**Exercise requirements**
Search the material below for the string "sacrificado" and list each line that holds it.

**Input material**

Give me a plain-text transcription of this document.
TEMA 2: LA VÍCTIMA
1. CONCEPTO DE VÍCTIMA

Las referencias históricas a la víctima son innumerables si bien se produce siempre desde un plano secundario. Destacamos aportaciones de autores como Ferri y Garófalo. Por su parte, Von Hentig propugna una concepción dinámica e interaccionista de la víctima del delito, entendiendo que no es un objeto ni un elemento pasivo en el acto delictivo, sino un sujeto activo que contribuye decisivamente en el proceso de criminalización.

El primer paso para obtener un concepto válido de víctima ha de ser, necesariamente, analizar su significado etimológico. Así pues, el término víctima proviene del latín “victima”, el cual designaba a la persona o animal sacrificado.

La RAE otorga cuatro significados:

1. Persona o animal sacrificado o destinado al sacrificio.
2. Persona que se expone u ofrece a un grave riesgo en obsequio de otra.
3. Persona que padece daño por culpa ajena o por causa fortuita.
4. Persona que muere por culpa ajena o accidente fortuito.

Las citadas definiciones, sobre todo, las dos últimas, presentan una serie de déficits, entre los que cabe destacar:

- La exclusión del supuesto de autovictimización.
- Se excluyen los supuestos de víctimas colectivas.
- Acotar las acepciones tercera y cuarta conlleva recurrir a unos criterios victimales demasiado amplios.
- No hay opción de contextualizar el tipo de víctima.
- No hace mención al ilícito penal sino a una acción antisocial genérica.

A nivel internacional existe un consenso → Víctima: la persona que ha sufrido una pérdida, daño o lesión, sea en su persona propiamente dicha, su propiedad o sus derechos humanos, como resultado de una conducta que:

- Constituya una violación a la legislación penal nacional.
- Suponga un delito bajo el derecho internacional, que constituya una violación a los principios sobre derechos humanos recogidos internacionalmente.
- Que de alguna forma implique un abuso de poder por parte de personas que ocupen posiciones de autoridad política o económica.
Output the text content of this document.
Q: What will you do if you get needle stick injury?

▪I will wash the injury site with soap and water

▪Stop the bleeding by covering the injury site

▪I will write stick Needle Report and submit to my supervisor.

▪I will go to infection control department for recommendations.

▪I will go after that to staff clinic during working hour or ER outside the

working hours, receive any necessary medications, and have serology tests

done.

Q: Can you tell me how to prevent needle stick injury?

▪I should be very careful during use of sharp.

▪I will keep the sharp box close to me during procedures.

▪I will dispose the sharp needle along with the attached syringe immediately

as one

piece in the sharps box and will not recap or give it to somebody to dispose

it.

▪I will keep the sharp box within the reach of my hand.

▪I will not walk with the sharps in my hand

**Solution to this task**
El primer paso para obtener un concepto válido de víctima ha de ser, necesariamente, analizar su significado etimológico. Así pues, el término víctima proviene del latín “victima”, el cual designaba a la persona o animal sacrificado.
1. Persona o animal sacrificado o destinado al sacrificio.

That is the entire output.